• _GOAL_: Can you transcribe every entry word for word, skipping the images?

>>>

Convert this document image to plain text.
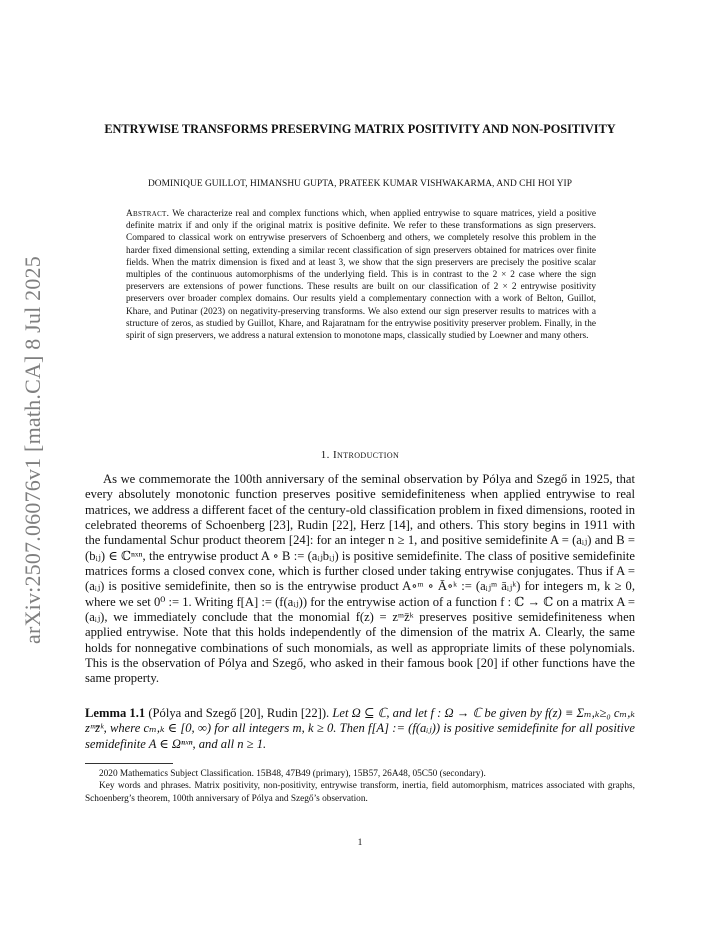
arXiv:2507.06076v1 [math.CA] 8 Jul 2025
ENTRYWISE TRANSFORMS PRESERVING MATRIX POSITIVITY AND NON-POSITIVITY
DOMINIQUE GUILLOT, HIMANSHU GUPTA, PRATEEK KUMAR VISHWAKARMA, AND CHI HOI YIP
Abstract. We characterize real and complex functions which, when applied entrywise to square matrices, yield a positive definite matrix if and only if the original matrix is positive definite. We refer to these transformations as sign preservers. Compared to classical work on entrywise preservers of Schoenberg and others, we completely resolve this problem in the harder fixed dimensional setting, extending a similar recent classification of sign preservers obtained for matrices over finite fields. When the matrix dimension is fixed and at least 3, we show that the sign preservers are precisely the positive scalar multiples of the continuous automorphisms of the underlying field. This is in contrast to the 2 × 2 case where the sign preservers are extensions of power functions. These results are built on our classification of 2 × 2 entrywise positivity preservers over broader complex domains. Our results yield a complementary connection with a work of Belton, Guillot, Khare, and Putinar (2023) on negativity-preserving transforms. We also extend our sign preserver results to matrices with a structure of zeros, as studied by Guillot, Khare, and Rajaratnam for the entrywise positivity preserver problem. Finally, in the spirit of sign preservers, we address a natural extension to monotone maps, classically studied by Loewner and many others.
1. Introduction

As we commemorate the 100th anniversary of the seminal observation by Pólya and Szegő in 1925, that every absolutely monotonic function preserves positive semidefiniteness when applied entrywise to real matrices, we address a different facet of the century-old classification problem in fixed dimensions, rooted in celebrated theorems of Schoenberg [23], Rudin [22], Herz [14], and others. This story begins in 1911 with the fundamental Schur product theorem [24]: for an integer n ≥ 1, and positive semidefinite A = (aᵢⱼ) and B = (bᵢⱼ) ∈ ℂⁿˣⁿ, the entrywise product A ∘ B := (aᵢⱼbᵢⱼ) is positive semidefinite. The class of positive semidefinite matrices forms a closed convex cone, which is further closed under taking entrywise conjugates. Thus if A = (aᵢⱼ) is positive semidefinite, then so is the entrywise product A∘ᵐ ∘ Ā∘ᵏ := (aᵢⱼᵐ āᵢⱼᵏ) for integers m, k ≥ 0, where we set 0⁰ := 1. Writing f[A] := (f(aᵢⱼ)) for the entrywise action of a function f : ℂ → ℂ on a matrix A = (aᵢⱼ), we immediately conclude that the monomial f(z) = zᵐz̄ᵏ preserves positive semidefiniteness when applied entrywise. Note that this holds independently of the dimension of the matrix A. Clearly, the same holds for nonnegative combinations of such monomials, as well as appropriate limits of these polynomials. This is the observation of Pólya and Szegő, who asked in their famous book [20] if other functions have the same property.

Lemma 1.1 (Pólya and Szegő [20], Rudin [22]). Let Ω ⊆ ℂ, and let f : Ω → ℂ be given by f(z) ≡ Σₘ,ₖ≥₀ cₘ,ₖ zᵐz̄ᵏ, where cₘ,ₖ ∈ [0, ∞) for all integers m, k ≥ 0. Then f[A] := (f(aᵢⱼ)) is positive semidefinite for all positive semidefinite A ∈ Ωⁿˣⁿ, and all n ≥ 1.

2020 Mathematics Subject Classification. 15B48, 47B49 (primary), 15B57, 26A48, 05C50 (secondary).

Key words and phrases. Matrix positivity, non-positivity, entrywise transform, inertia, field automorphism, matrices associated with graphs, Schoenberg’s theorem, 100th anniversary of Pólya and Szegő’s observation.

1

<<<

• _ANSWER TO THE PROBLEM_:
Convert this document image to plain text.
arXiv:2507.06076v1 [math.CA] 8 Jul 2025
ENTRYWISE TRANSFORMS PRESERVING MATRIX POSITIVITY AND NON-POSITIVITY
DOMINIQUE GUILLOT, HIMANSHU GUPTA, PRATEEK KUMAR VISHWAKARMA, AND CHI HOI YIP
Abstract. We characterize real and complex functions which, when applied entrywise to square matrices, yield a positive definite matrix if and only if the original matrix is positive definite. We refer to these transformations as sign preservers. Compared to classical work on entrywise preservers of Schoenberg and others, we completely resolve this problem in the harder fixed dimensional setting, extending a similar recent classification of sign preservers obtained for matrices over finite fields. When the matrix dimension is fixed and at least 3, we show that the sign preservers are precisely the positive scalar multiples of the continuous automorphisms of the underlying field. This is in contrast to the 2 × 2 case where the sign preservers are extensions of power functions. These results are built on our classification of 2 × 2 entrywise positivity preservers over broader complex domains. Our results yield a complementary connection with a work of Belton, Guillot, Khare, and Putinar (2023) on negativity-preserving transforms. We also extend our sign preserver results to matrices with a structure of zeros, as studied by Guillot, Khare, and Rajaratnam for the entrywise positivity preserver problem. Finally, in the spirit of sign preservers, we address a natural extension to monotone maps, classically studied by Loewner and many others.
1. Introduction

As we commemorate the 100th anniversary of the seminal observation by Pólya and Szegő in 1925, that every absolutely monotonic function preserves positive semidefiniteness when applied entrywise to real matrices, we address a different facet of the century-old classification problem in fixed dimensions, rooted in celebrated theorems of Schoenberg [23], Rudin [22], Herz [14], and others. This story begins in 1911 with the fundamental Schur product theorem [24]: for an integer n ≥ 1, and positive semidefinite A = (aᵢⱼ) and B = (bᵢⱼ) ∈ ℂⁿˣⁿ, the entrywise product A ∘ B := (aᵢⱼbᵢⱼ) is positive semidefinite. The class of positive semidefinite matrices forms a closed convex cone, which is further closed under taking entrywise conjugates. Thus if A = (aᵢⱼ) is positive semidefinite, then so is the entrywise product A∘ᵐ ∘ Ā∘ᵏ := (aᵢⱼᵐ āᵢⱼᵏ) for integers m, k ≥ 0, where we set 0⁰ := 1. Writing f[A] := (f(aᵢⱼ)) for the entrywise action of a function f : ℂ → ℂ on a matrix A = (aᵢⱼ), we immediately conclude that the monomial f(z) = zᵐz̄ᵏ preserves positive semidefiniteness when applied entrywise. Note that this holds independently of the dimension of the matrix A. Clearly, the same holds for nonnegative combinations of such monomials, as well as appropriate limits of these polynomials. This is the observation of Pólya and Szegő, who asked in their famous book [20] if other functions have the same property.

Lemma 1.1 (Pólya and Szegő [20], Rudin [22]). Let Ω ⊆ ℂ, and let f : Ω → ℂ be given by f(z) ≡ Σₘ,ₖ≥₀ cₘ,ₖ zᵐz̄ᵏ, where cₘ,ₖ ∈ [0, ∞) for all integers m, k ≥ 0. Then f[A] := (f(aᵢⱼ)) is positive semidefinite for all positive semidefinite A ∈ Ωⁿˣⁿ, and all n ≥ 1.

2020 Mathematics Subject Classification. 15B48, 47B49 (primary), 15B57, 26A48, 05C50 (secondary).

Key words and phrases. Matrix positivity, non-positivity, entrywise transform, inertia, field automorphism, matrices associated with graphs, Schoenberg’s theorem, 100th anniversary of Pólya and Szegő’s observation.

1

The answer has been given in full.